## Exercise objective:
All of the lines below are to be transcribed faithfully, with pictures excluded from the copy.

## Data supplied:
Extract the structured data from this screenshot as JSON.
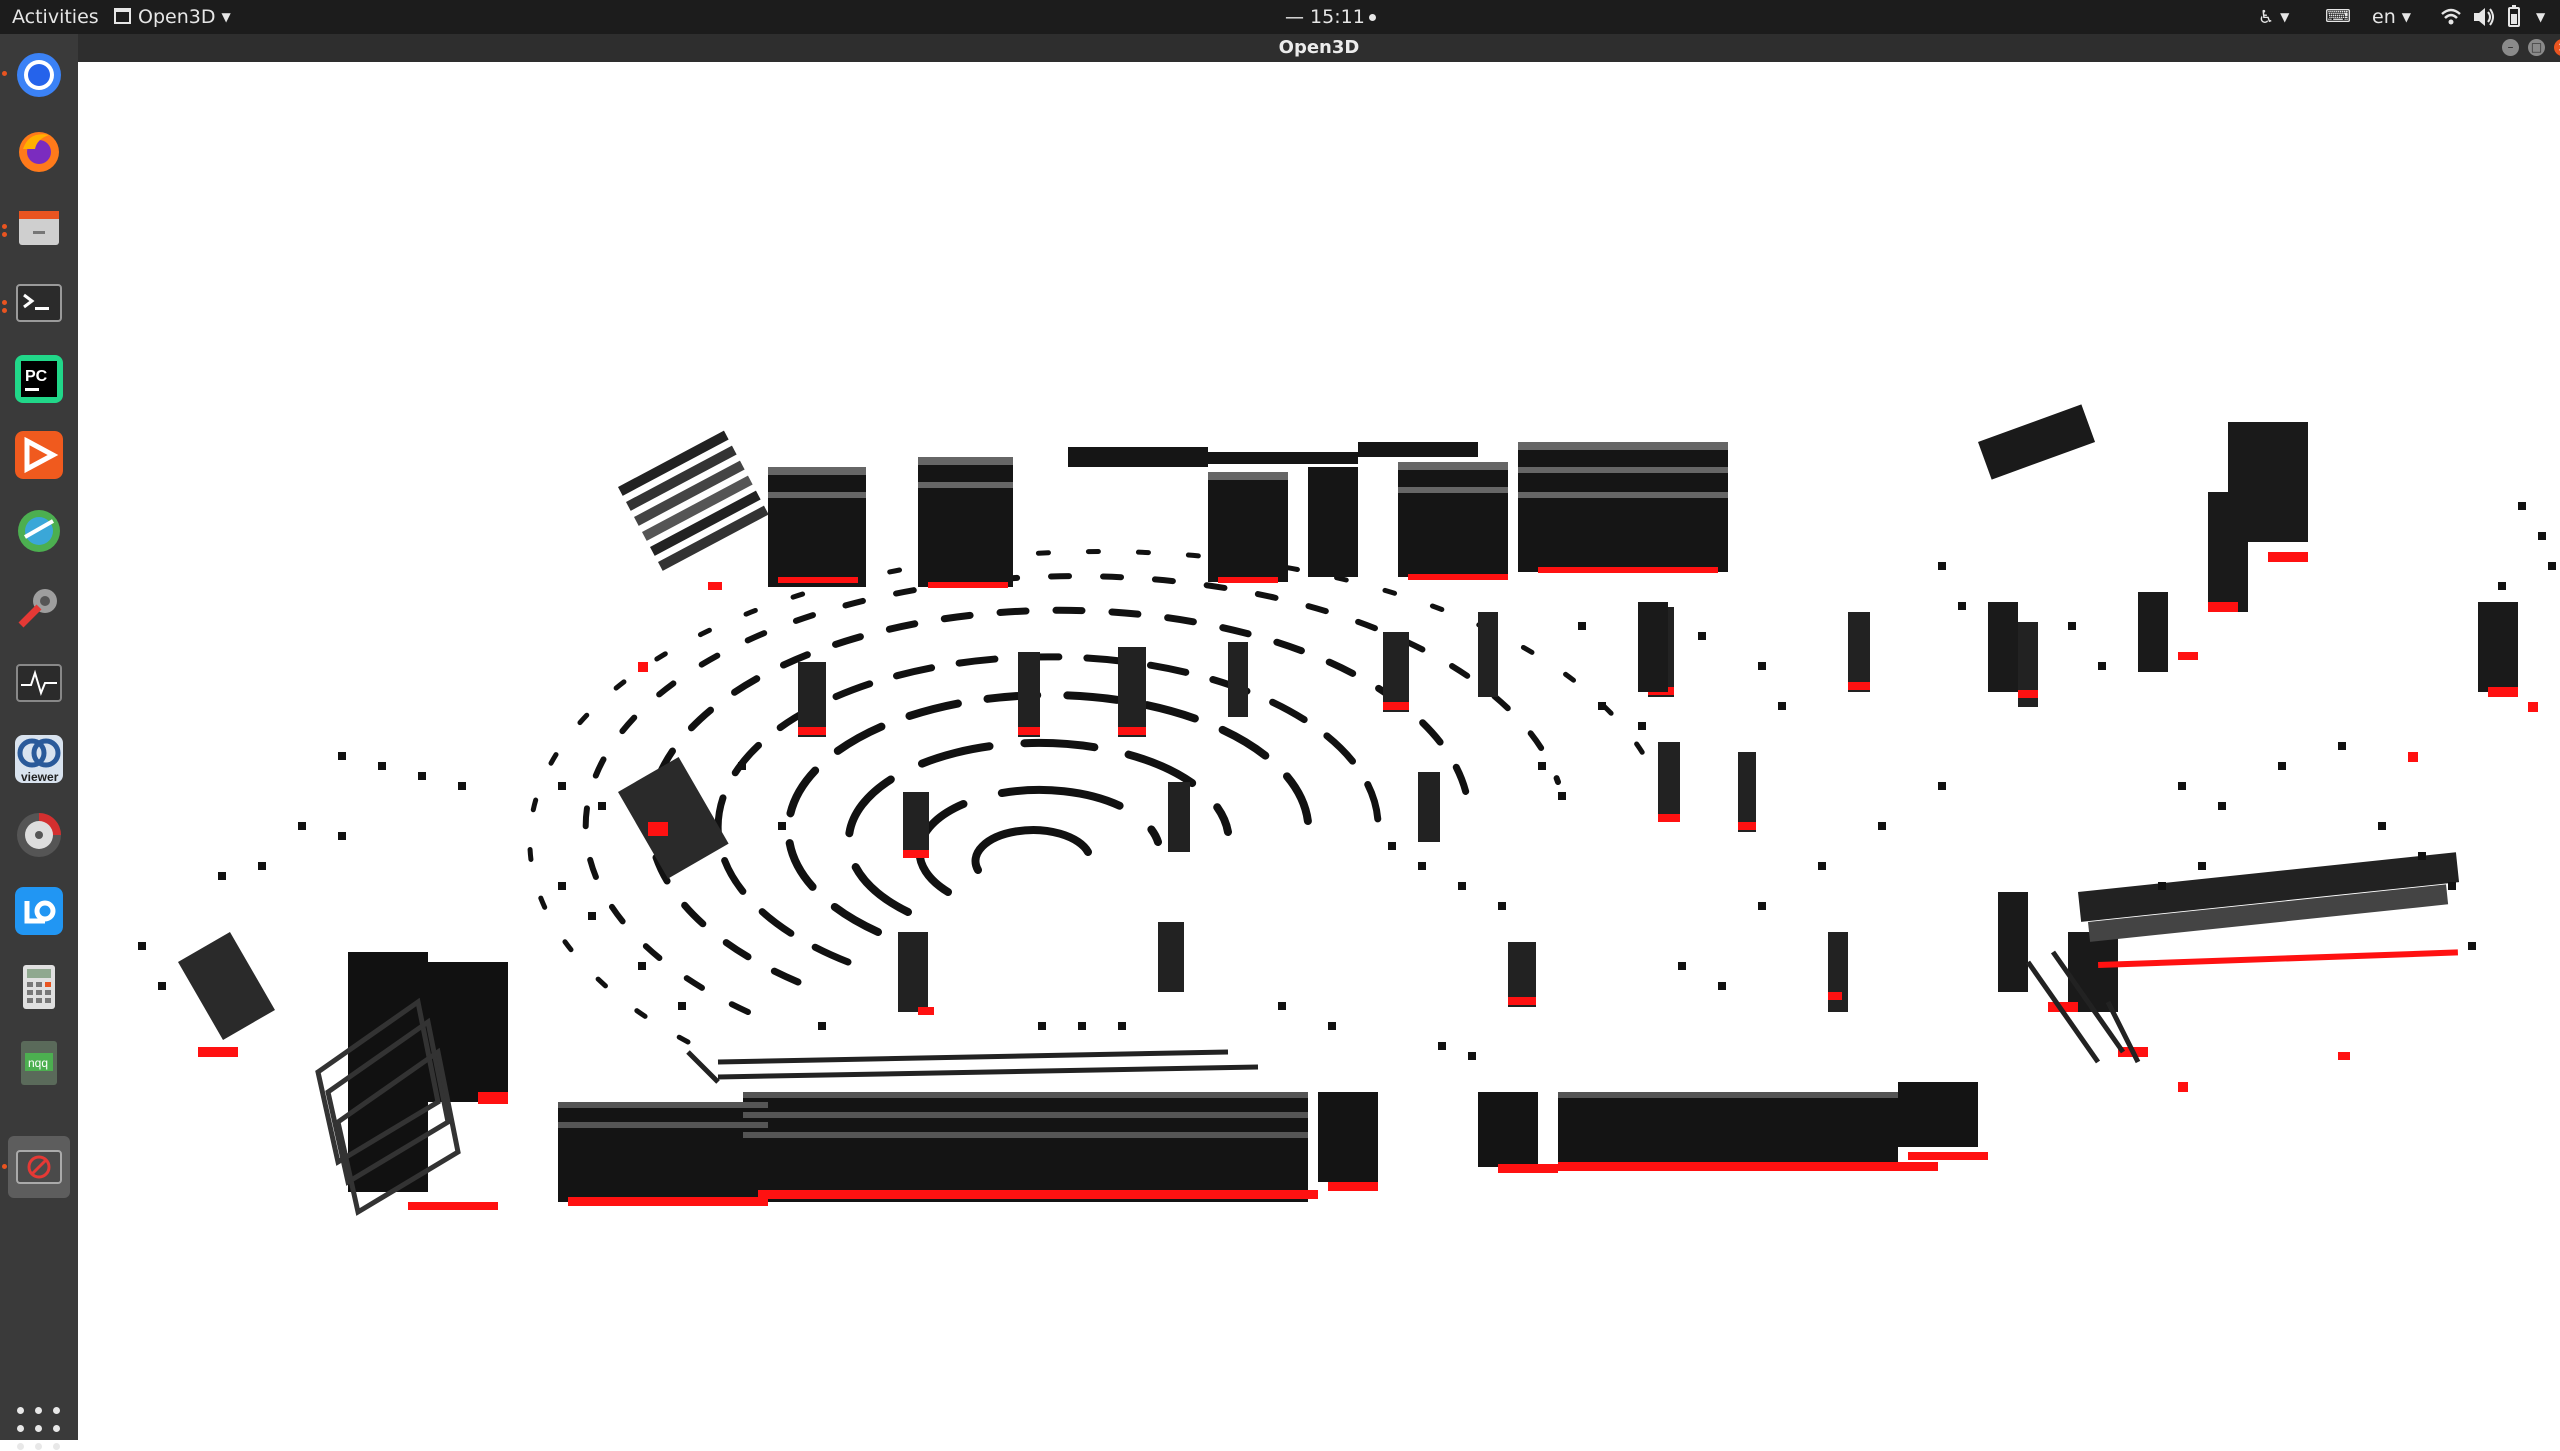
{
  "topbar": {
    "activities": "Activities",
    "app_name": "Open3D",
    "clock": "— 15:11",
    "lang": "en",
    "icons": [
      "accessibility-icon",
      "keyboard-icon",
      "wifi-icon",
      "volume-icon",
      "battery-icon",
      "system-menu-icon"
    ]
  },
  "window": {
    "title": "Open3D",
    "background": "#ffffff"
  },
  "dock": {
    "apps": [
      "Chromium",
      "Firefox",
      "Files",
      "Terminal",
      "PyCharm",
      "Presentation",
      "Network Monitor",
      "Settings",
      "System Monitor",
      "CloudCompare viewer",
      "Disk Usage",
      "Bookworm",
      "Calculator",
      "NQQ",
      "Open3D"
    ],
    "cc_viewer_label": "viewer",
    "nqq_label": "nqq",
    "pycharm_label": "PC"
  },
  "colors": {
    "points": "#111111",
    "ground_points": "#ff0000",
    "accent": "#e95420"
  }
}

## Output:
Extract the structured data from this screenshot as JSON.
{
  "topbar": {
    "activities": "Activities",
    "app_name": "Open3D",
    "clock": "— 15:11",
    "lang": "en",
    "icons": [
      "accessibility-icon",
      "keyboard-icon",
      "wifi-icon",
      "volume-icon",
      "battery-icon",
      "system-menu-icon"
    ]
  },
  "window": {
    "title": "Open3D",
    "background": "#ffffff"
  },
  "dock": {
    "apps": [
      "Chromium",
      "Firefox",
      "Files",
      "Terminal",
      "PyCharm",
      "Presentation",
      "Network Monitor",
      "Settings",
      "System Monitor",
      "CloudCompare viewer",
      "Disk Usage",
      "Bookworm",
      "Calculator",
      "NQQ",
      "Open3D"
    ],
    "cc_viewer_label": "viewer",
    "nqq_label": "nqq",
    "pycharm_label": "PC"
  },
  "colors": {
    "points": "#111111",
    "ground_points": "#ff0000",
    "accent": "#e95420"
  }
}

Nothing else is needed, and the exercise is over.